-- Start Provided records --

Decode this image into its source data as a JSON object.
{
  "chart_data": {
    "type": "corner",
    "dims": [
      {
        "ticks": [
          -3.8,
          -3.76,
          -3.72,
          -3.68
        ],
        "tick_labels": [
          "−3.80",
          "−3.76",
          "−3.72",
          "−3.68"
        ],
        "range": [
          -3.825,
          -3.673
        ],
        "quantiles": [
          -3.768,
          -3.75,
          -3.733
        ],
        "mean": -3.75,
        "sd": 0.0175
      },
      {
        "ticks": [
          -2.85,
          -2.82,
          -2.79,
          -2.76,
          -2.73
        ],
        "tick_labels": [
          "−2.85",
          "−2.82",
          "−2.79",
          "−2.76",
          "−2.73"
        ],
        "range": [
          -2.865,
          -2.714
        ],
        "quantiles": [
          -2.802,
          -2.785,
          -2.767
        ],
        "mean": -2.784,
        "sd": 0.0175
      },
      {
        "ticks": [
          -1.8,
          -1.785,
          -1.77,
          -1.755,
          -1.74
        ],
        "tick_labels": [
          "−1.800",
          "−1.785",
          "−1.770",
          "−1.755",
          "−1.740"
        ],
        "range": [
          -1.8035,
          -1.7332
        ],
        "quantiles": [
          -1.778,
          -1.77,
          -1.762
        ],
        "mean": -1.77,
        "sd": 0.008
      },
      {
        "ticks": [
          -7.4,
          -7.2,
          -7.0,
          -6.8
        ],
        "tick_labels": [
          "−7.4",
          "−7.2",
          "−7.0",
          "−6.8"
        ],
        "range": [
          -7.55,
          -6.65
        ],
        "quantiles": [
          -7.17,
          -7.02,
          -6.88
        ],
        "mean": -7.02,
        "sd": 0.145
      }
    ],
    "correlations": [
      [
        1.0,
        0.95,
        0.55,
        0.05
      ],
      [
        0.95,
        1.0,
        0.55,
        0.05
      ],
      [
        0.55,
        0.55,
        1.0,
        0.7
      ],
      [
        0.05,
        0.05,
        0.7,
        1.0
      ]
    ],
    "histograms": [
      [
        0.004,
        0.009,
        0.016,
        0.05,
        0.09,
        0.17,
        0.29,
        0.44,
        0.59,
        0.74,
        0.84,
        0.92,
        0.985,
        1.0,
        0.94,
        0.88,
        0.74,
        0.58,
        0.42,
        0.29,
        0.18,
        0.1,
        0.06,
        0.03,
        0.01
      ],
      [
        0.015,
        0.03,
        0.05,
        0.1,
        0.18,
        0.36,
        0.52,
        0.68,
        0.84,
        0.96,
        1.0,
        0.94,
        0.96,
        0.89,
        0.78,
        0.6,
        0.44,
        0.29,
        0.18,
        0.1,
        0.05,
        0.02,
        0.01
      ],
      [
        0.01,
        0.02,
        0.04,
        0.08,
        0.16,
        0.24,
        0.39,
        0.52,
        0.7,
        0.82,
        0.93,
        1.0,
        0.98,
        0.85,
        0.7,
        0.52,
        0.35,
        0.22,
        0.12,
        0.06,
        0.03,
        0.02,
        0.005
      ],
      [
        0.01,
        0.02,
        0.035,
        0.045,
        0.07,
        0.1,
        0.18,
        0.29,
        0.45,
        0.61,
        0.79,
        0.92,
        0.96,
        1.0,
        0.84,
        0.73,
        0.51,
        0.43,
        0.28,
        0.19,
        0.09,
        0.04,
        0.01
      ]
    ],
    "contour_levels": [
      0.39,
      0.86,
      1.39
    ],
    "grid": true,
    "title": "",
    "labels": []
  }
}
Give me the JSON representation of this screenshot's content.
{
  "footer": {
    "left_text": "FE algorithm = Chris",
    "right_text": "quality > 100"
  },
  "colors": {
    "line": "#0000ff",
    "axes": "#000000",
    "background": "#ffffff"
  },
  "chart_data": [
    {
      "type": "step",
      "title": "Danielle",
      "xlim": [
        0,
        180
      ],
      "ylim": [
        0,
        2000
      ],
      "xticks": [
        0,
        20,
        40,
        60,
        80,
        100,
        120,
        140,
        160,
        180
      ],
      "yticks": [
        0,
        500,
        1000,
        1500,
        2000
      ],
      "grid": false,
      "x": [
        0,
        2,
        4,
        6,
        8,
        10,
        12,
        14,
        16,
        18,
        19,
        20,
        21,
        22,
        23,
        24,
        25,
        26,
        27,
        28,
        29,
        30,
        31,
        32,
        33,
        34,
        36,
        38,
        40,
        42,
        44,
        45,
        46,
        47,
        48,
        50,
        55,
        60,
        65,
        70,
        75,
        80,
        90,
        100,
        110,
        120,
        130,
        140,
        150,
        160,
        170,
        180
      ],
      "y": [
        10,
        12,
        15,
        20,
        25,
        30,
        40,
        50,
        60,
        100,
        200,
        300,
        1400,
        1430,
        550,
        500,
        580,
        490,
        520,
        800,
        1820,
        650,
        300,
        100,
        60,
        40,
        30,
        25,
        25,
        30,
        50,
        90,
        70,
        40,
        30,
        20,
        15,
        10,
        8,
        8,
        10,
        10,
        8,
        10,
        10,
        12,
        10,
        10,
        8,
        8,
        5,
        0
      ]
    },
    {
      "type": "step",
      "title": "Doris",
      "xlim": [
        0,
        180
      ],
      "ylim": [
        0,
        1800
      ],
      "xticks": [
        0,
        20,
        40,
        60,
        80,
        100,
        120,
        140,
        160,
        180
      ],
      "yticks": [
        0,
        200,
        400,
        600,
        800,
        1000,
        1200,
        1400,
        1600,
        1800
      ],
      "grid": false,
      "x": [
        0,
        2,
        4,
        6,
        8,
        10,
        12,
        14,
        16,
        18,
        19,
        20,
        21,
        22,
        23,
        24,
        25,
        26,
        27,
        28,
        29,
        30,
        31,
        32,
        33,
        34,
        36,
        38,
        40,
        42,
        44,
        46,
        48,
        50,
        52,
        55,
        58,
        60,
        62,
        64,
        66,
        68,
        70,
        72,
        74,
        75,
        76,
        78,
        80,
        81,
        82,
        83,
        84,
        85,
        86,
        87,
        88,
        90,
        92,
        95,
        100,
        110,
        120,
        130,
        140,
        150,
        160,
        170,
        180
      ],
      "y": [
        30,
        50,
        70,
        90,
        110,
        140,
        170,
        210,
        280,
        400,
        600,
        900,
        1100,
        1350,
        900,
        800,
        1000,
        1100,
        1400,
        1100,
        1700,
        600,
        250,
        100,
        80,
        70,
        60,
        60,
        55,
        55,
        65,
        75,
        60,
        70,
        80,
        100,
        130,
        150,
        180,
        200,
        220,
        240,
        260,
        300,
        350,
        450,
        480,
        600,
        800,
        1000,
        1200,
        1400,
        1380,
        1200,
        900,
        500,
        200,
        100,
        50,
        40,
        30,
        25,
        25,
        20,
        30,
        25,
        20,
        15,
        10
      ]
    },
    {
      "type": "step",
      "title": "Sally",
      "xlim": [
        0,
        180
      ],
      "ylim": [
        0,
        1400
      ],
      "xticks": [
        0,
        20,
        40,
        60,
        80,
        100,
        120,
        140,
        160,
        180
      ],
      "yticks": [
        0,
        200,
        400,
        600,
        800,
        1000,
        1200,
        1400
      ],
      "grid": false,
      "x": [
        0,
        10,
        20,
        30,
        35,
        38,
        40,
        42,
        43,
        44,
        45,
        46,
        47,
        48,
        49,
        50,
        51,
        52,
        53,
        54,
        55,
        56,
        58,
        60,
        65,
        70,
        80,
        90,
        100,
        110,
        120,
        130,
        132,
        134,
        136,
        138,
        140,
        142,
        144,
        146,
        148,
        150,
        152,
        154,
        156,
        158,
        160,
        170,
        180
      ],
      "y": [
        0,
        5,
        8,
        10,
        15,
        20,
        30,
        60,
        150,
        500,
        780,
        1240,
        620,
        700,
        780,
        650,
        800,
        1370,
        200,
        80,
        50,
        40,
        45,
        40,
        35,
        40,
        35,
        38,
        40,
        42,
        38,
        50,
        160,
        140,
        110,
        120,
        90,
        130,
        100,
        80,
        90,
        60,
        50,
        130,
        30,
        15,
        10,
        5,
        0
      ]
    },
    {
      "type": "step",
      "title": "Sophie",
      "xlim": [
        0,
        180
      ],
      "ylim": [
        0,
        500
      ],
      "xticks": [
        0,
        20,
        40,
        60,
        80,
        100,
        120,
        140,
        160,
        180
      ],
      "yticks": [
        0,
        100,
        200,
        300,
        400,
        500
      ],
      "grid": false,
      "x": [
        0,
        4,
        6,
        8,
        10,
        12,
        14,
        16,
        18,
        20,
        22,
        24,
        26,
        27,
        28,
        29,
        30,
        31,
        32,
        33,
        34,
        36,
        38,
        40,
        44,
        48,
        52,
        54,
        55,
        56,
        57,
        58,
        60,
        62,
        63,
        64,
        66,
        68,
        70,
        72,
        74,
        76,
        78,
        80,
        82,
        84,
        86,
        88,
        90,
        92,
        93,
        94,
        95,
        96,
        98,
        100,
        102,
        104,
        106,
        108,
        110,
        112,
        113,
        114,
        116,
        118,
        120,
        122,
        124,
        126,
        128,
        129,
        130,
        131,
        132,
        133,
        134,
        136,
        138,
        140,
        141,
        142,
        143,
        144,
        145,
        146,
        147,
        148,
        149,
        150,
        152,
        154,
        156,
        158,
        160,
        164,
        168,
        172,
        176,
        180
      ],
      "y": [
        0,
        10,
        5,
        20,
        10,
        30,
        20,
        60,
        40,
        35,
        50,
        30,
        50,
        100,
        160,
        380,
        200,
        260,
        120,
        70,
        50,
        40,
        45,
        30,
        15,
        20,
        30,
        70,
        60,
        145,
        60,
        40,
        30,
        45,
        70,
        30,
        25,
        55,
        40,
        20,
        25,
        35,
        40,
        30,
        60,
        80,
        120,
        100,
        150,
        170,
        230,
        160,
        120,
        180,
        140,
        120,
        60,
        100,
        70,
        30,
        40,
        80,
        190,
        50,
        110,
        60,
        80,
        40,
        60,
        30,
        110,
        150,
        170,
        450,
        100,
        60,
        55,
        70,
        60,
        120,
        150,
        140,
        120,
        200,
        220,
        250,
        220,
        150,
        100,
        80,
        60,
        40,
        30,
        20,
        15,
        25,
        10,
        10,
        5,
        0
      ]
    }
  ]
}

-- End Provided records --

Task brief -> Look through the lines above and collect those with the word "this".

Solution below ->
Decode this image into its source data as a JSON object.
Give me the JSON representation of this screenshot's content.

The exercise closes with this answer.